Stated task: Exactly as they appear, output all of the records. Skip any images.

Extracted data:

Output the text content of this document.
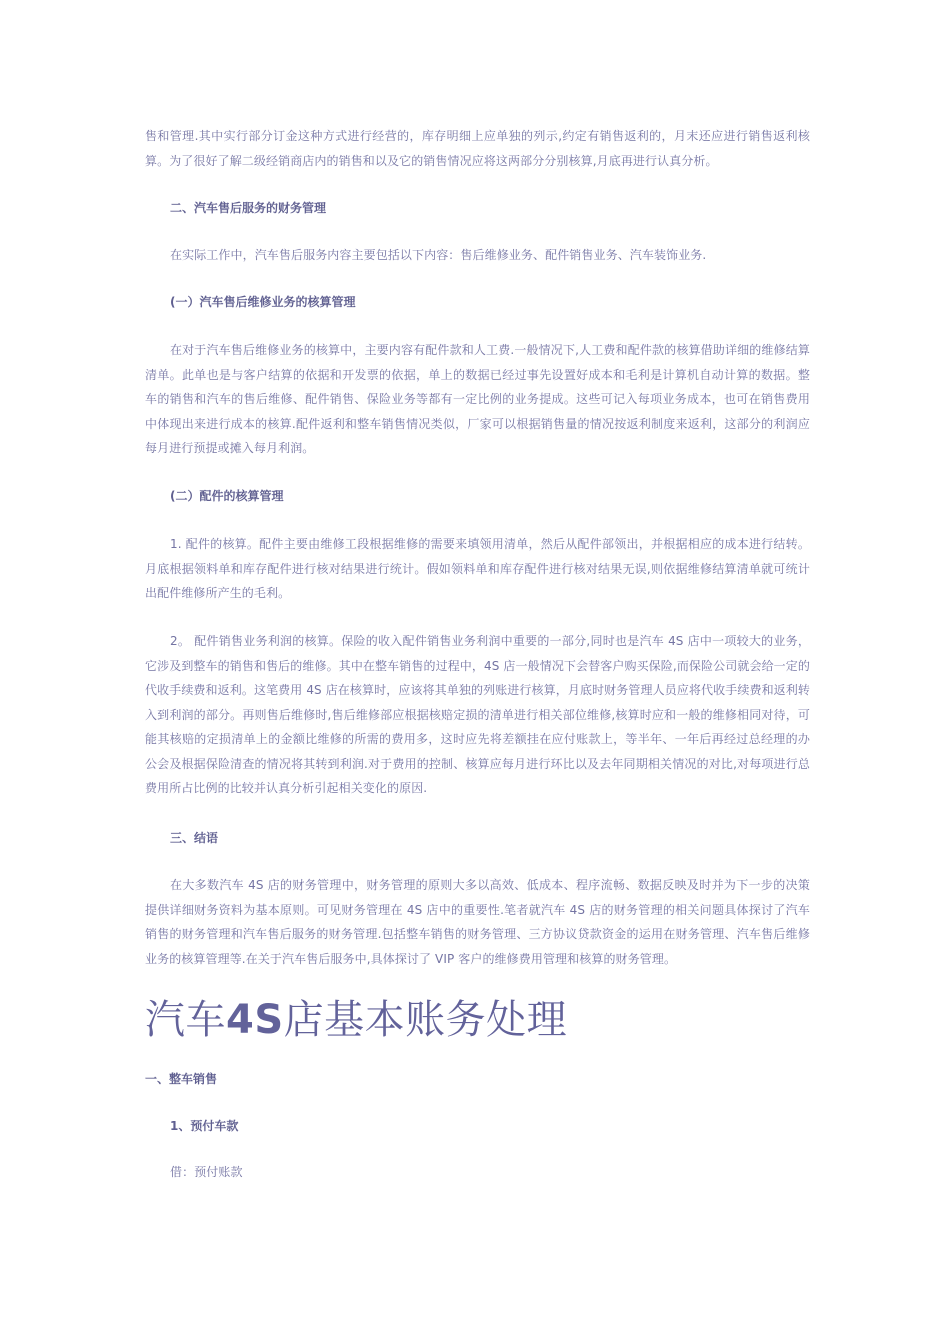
售和管理.其中实行部分订金这种方式进行经营的，库存明细上应单独的列示,约定有销售返利的，月末还应进行销售返利核算。为了很好了解二级经销商店内的销售和以及它的销售情况应将这两部分分别核算,月底再进行认真分析。

二、汽车售后服务的财务管理

在实际工作中，汽车售后服务内容主要包括以下内容：售后维修业务、配件销售业务、汽车装饰业务.

(一）汽车售后维修业务的核算管理

在对于汽车售后维修业务的核算中，主要内容有配件款和人工费.一般情况下,人工费和配件款的核算借助详细的维修结算清单。此单也是与客户结算的依据和开发票的依据，单上的数据已经过事先设置好成本和毛利是计算机自动计算的数据。整车的销售和汽车的售后维修、配件销售、保险业务等都有一定比例的业务提成。这些可记入每项业务成本，也可在销售费用中体现出来进行成本的核算.配件返利和整车销售情况类似，厂家可以根据销售量的情况按返利制度来返利，这部分的利润应每月进行预提或摊入每月利润。

(二）配件的核算管理

1. 配件的核算。配件主要由维修工段根据维修的需要来填领用清单，然后从配件部领出，并根据相应的成本进行结转。月底根据领料单和库存配件进行核对结果进行统计。假如领料单和库存配件进行核对结果无误,则依据维修结算清单就可统计出配件维修所产生的毛利。

2。 配件销售业务利润的核算。保险的收入配件销售业务利润中重要的一部分,同时也是汽车 4S 店中一项较大的业务，它涉及到整车的销售和售后的维修。其中在整车销售的过程中，4S 店一般情况下会替客户购买保险,而保险公司就会给一定的代收手续费和返利。这笔费用 4S 店在核算时，应该将其单独的列账进行核算，月底时财务管理人员应将代收手续费和返利转入到利润的部分。再则售后维修时,售后维修部应根据核赔定损的清单进行相关部位维修,核算时应和一般的维修相同对待，可能其核赔的定损清单上的金额比维修的所需的费用多，这时应先将差额挂在应付账款上，等半年、一年后再经过总经理的办公会及根据保险清查的情况将其转到利润.对于费用的控制、核算应每月进行环比以及去年同期相关情况的对比,对每项进行总费用所占比例的比较并认真分析引起相关变化的原因.

三、结语

在大多数汽车 4S 店的财务管理中，财务管理的原则大多以高效、低成本、程序流畅、数据反映及时并为下一步的决策提供详细财务资料为基本原则。可见财务管理在 4S 店中的重要性.笔者就汽车 4S 店的财务管理的相关问题具体探讨了汽车销售的财务管理和汽车售后服务的财务管理.包括整车销售的财务管理、三方协议贷款资金的运用在财务管理、汽车售后维修业务的核算管理等.在关于汽车售后服务中,具体探讨了 VIP 客户的维修费用管理和核算的财务管理。

汽车4S店基本账务处理

一、整车销售

1、预付车款

借：预付账款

Written reply:
Output the text content of this document.
售和管理.其中实行部分订金这种方式进行经营的，库存明细上应单独的列示,约定有销售返利的，月末还应进行销售返利核算。为了很好了解二级经销商店内的销售和以及它的销售情况应将这两部分分别核算,月底再进行认真分析。

二、汽车售后服务的财务管理

在实际工作中，汽车售后服务内容主要包括以下内容：售后维修业务、配件销售业务、汽车装饰业务.

(一）汽车售后维修业务的核算管理

在对于汽车售后维修业务的核算中，主要内容有配件款和人工费.一般情况下,人工费和配件款的核算借助详细的维修结算清单。此单也是与客户结算的依据和开发票的依据，单上的数据已经过事先设置好成本和毛利是计算机自动计算的数据。整车的销售和汽车的售后维修、配件销售、保险业务等都有一定比例的业务提成。这些可记入每项业务成本，也可在销售费用中体现出来进行成本的核算.配件返利和整车销售情况类似，厂家可以根据销售量的情况按返利制度来返利，这部分的利润应每月进行预提或摊入每月利润。

(二）配件的核算管理

1. 配件的核算。配件主要由维修工段根据维修的需要来填领用清单，然后从配件部领出，并根据相应的成本进行结转。月底根据领料单和库存配件进行核对结果进行统计。假如领料单和库存配件进行核对结果无误,则依据维修结算清单就可统计出配件维修所产生的毛利。

2。 配件销售业务利润的核算。保险的收入配件销售业务利润中重要的一部分,同时也是汽车 4S 店中一项较大的业务，它涉及到整车的销售和售后的维修。其中在整车销售的过程中，4S 店一般情况下会替客户购买保险,而保险公司就会给一定的代收手续费和返利。这笔费用 4S 店在核算时，应该将其单独的列账进行核算，月底时财务管理人员应将代收手续费和返利转入到利润的部分。再则售后维修时,售后维修部应根据核赔定损的清单进行相关部位维修,核算时应和一般的维修相同对待，可能其核赔的定损清单上的金额比维修的所需的费用多，这时应先将差额挂在应付账款上，等半年、一年后再经过总经理的办公会及根据保险清查的情况将其转到利润.对于费用的控制、核算应每月进行环比以及去年同期相关情况的对比,对每项进行总费用所占比例的比较并认真分析引起相关变化的原因.

三、结语

在大多数汽车 4S 店的财务管理中，财务管理的原则大多以高效、低成本、程序流畅、数据反映及时并为下一步的决策提供详细财务资料为基本原则。可见财务管理在 4S 店中的重要性.笔者就汽车 4S 店的财务管理的相关问题具体探讨了汽车销售的财务管理和汽车售后服务的财务管理.包括整车销售的财务管理、三方协议贷款资金的运用在财务管理、汽车售后维修业务的核算管理等.在关于汽车售后服务中,具体探讨了 VIP 客户的维修费用管理和核算的财务管理。

汽车4S店基本账务处理

一、整车销售

1、预付车款

借：预付账款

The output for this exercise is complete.